— begin Excerpt —

2025-03-12

Introduction

ggplot2 presents lots of advantages with respect to basic plot:

has an underlying grammar, based on the Grammar of Graphics, that allows to compose graphs by combining independent components. This makes ggplot2 powerful. In fact, you are not limited to a set of pre-defined graphics
provides beautiful and elegant graphics, in fact its also its default can produce publication-quality plots
has a layered structure, so you can work iteratively. You can start with a layer that shows the raw data and then add annotations, statistics and so on
contains a lot of building blocks you can use to build your own representation

Before plotting: chart design

Before starting we have to determine the kind of visualization that is appropriate for the dataset. First, we have to identify the type of data we are using, in particular if they are continous or discrete.

Data type	Definition	Examples
continous	Any two observations on a continuous scale have an infinite number of observations between them	linear scales, log scales
discrete	Any two observations on a discrete scale have a finite number of observations between them	[‘a’, ‘b’, ‘c’]

Different plots are appropriate for different situations. To determine the kind of chart that is appropriate for a given situation, it’s helpful to consider the kind of argument you want to make with your data.

The main goals of visualizing data are:

comprehend the relationship between variables (e.g. their correlation)
highlight the differences between variables with a comparison
show different aspects of your data in a composition
show the distribution of data

If you want to go deeper in ggplot2 world please visit https://r-graph-gallery.com/index.html. You will find all types of graphs together with lots of examples

The Grammar of Graphics

The Grammar of Graphics is the idea that you can build every graph from the same components:

a data set
a coordinate system
geoms—visual marks

To plot values, you have to map variables in the data to visual properties of the geom (aesthetics) like size, color, and x and y locations

Build a graph

The general function to make a graph is:

To better understand how ggplot2 works we will make some examples using the mpg dataset, that comes with ggplot2 package itself. After installing ggplot2 package you will first need to load it:

suppressWarnings(library(ggplot2))

— end Excerpt —
— begin Extracted entries —

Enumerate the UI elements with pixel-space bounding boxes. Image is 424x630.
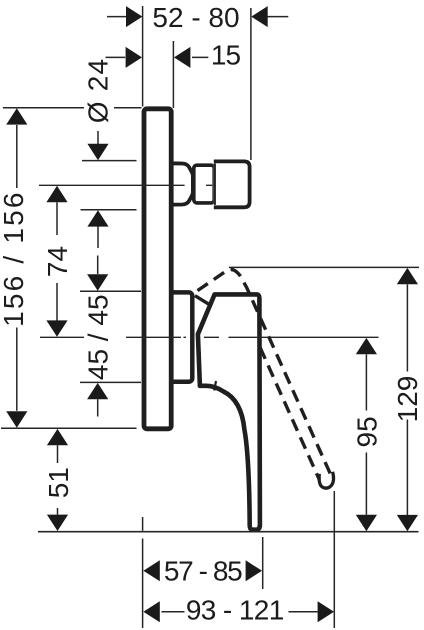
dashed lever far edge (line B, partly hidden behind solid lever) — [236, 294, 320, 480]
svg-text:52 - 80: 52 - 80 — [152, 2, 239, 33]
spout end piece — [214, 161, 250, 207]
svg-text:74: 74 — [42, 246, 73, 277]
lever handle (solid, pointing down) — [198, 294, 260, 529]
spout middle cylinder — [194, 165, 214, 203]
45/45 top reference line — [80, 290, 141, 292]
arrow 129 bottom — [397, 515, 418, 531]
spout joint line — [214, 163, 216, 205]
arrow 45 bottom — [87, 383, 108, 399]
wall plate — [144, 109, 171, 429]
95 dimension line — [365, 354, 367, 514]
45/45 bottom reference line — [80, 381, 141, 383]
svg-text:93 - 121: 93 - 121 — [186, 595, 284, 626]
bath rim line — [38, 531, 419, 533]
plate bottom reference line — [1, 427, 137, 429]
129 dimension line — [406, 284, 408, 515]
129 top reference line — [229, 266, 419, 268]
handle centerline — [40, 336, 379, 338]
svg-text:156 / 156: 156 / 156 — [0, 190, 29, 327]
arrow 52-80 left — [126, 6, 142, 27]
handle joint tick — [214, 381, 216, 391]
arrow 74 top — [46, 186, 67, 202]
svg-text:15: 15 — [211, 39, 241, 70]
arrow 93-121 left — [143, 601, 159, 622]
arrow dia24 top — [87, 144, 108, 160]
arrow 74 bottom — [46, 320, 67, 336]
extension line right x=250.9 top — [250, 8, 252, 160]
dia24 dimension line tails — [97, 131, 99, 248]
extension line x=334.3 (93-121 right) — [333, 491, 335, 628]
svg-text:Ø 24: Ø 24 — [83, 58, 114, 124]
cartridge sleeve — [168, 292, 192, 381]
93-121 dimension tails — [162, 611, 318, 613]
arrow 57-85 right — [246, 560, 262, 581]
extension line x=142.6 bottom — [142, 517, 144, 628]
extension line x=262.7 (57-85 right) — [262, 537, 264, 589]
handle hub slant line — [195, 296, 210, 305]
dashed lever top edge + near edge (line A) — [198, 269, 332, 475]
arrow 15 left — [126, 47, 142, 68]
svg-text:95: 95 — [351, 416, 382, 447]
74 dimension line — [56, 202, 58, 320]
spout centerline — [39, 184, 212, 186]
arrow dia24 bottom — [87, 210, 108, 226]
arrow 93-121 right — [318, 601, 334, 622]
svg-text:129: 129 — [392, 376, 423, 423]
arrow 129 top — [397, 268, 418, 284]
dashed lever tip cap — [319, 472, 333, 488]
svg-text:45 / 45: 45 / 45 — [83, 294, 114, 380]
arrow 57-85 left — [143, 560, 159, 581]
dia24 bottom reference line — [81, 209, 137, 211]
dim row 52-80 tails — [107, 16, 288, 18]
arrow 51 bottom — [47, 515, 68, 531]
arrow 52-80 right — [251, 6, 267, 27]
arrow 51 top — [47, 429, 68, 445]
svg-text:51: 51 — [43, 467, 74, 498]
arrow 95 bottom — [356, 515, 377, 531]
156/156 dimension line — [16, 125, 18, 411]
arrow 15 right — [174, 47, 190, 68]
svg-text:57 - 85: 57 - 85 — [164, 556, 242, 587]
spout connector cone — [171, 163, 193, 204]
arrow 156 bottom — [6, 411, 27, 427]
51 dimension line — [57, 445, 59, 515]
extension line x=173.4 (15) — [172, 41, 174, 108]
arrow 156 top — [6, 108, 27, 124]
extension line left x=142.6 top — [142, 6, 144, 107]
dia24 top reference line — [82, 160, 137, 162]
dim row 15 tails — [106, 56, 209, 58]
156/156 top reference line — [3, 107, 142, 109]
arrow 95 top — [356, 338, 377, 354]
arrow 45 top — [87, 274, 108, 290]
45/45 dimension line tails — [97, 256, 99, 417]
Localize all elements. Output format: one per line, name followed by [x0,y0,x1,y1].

— end Extracted entries —
— begin Extracted entries —

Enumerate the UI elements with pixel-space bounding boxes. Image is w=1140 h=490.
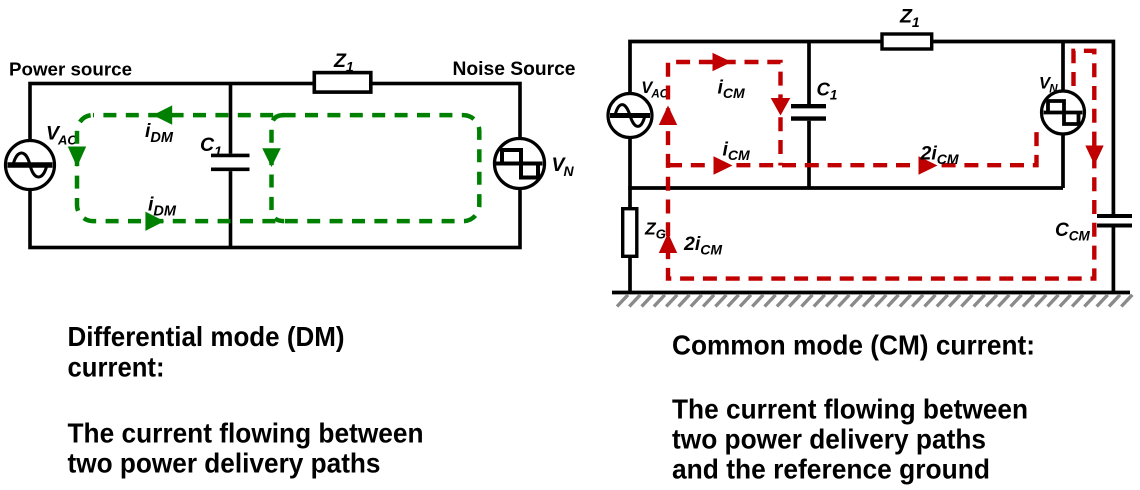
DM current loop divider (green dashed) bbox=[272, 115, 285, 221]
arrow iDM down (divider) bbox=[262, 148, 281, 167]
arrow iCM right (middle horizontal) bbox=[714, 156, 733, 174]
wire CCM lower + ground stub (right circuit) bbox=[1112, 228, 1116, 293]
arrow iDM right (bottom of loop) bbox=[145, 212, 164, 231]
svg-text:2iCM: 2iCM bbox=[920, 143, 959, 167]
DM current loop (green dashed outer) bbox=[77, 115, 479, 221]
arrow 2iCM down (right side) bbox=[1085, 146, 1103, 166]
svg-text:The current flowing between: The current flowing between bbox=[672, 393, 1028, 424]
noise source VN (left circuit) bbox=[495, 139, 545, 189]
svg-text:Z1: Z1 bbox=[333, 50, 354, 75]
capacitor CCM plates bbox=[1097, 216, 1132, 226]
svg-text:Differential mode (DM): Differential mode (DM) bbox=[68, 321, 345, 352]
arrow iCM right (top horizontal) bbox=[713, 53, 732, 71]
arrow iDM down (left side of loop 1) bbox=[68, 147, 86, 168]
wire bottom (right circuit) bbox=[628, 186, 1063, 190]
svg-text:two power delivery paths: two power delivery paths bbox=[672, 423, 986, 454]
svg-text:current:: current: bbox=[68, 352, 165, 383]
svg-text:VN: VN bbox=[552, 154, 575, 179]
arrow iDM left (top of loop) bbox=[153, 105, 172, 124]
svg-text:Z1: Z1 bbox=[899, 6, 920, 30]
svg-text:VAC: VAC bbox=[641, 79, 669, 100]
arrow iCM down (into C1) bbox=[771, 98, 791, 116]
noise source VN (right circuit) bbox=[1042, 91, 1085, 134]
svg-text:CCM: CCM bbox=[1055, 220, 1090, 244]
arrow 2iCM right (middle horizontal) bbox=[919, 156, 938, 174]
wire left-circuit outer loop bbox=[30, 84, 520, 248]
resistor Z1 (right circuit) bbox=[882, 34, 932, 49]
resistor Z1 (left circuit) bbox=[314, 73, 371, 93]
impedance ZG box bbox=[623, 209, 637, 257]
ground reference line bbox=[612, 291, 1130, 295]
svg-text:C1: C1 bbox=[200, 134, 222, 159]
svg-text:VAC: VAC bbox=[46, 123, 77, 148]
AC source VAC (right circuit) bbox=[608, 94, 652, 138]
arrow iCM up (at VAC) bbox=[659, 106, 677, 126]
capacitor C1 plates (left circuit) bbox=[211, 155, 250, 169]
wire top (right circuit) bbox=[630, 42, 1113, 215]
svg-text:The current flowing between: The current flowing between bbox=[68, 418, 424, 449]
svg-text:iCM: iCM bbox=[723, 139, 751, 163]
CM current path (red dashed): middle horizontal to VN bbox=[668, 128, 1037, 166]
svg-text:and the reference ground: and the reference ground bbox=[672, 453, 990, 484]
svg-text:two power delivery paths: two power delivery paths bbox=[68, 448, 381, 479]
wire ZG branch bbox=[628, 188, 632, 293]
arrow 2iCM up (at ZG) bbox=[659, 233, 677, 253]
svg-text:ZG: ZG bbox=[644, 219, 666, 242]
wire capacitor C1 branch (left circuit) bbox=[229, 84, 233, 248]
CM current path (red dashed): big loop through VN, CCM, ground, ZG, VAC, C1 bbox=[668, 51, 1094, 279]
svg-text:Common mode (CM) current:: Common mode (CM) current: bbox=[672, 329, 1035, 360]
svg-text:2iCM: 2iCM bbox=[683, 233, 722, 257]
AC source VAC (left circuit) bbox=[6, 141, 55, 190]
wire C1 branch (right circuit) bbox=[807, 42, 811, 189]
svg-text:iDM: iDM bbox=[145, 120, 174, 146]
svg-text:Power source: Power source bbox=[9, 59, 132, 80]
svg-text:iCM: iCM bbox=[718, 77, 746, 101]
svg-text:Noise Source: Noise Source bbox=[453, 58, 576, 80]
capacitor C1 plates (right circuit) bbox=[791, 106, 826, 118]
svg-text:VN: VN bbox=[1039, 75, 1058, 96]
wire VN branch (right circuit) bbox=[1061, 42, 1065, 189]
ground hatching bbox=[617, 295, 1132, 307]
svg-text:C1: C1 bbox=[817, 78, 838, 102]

— end Extracted entries —

What this exercise asks:
a) In the ggplot2 tutorial, swap "observations" for "data points" and give the passage between "Before starting we" and "(e.g. their correlation)", inclusive.
b) Can you continue the ggplot2 tutorial past its final line with the next part?

Responses by task:
a)
Before starting we have to determine the kind of visualization that is appropriate for the dataset. First, we have to identify the type of data we are using, in particular if they are continous or discrete.

Data type	Definition	Examples
continous	Any two data points on a continuous scale have an infinite number of data points between them	linear scales, log scales
discrete	Any two data points on a discrete scale have a finite number of data points between them	[‘a’, ‘b’, ‘c’]

Different plots are appropriate for different situations. To determine the kind of chart that is appropriate for a given situation, it’s helpful to consider the kind of argument you want to make with your data.

The main goals of visualizing data are:

comprehend the relationship between variables (e.g. their correlation)

b)
Dataset exploration

This dataset provides fuel economy data from 1999 and 2008 for 38 popular models of cars, collected by the US Environmental Protection Agency.

Scatter plot

We can compare the number of cylinders (cyl) with the engine displacement (displ) among a series of cars to see of there is a correlation:

ggplot(mpg, aes(x=cyl, y=displ))+geom_point()

Boxplot

When a set of data includes a categorical variable and one or more continuous variables, you will probably be interested to know how the values of the continuous variables vary with the levels of the categorical variable. We can see, for example, if there is a difference between the engine displacement if considering the class of cars:

ggplot(mpg, aes(x=class, y=displ))+geom_boxplot()

Barplot

If we have a discrete variable of interest, we can evaluate how many times it occours in our data. For example, how many cars belong to a certain class?:

ggplot(mpg, aes(x=class))+geom_bar()

Now that we have seen the basics of ggplot2 we can go deeper and adding features to make nicer graphs. If you want to have a summary of all what you can do with ggplot2 you can have a look to the package cheatsheet.

Changing colour

Focusing on the scatter plot, we may want to change colors of points respect to a variable in the dataset. ggplot2 takes care of the details of converting data (e.g., ‘f’, ‘r’, ‘4’) into aesthetics (e.g., ‘red’, ‘yellow’, ‘green’) with a scale:

ggplot(mpg, aes(x=cyl, y=displ, color=manufacturer))+geom_point()

Notice the difference between these three plots:

ggplot(mpg, aes(x=cyl, y=displ, color=manufacturer))+geom_point()

ggplot(mpg, aes(x=cyl, y=displ, color="blue"))+geom_point()

ggplot(mpg, aes(x=cyl, y=displ))+geom_point(color="blue")

In the first we use the aesthetics to say that the variable manufacturer has to be converted into a colour. In the second we give to the aesthetics a single value. In the third, instead, we work outside from the aesthetics and assign directly a colour to the points.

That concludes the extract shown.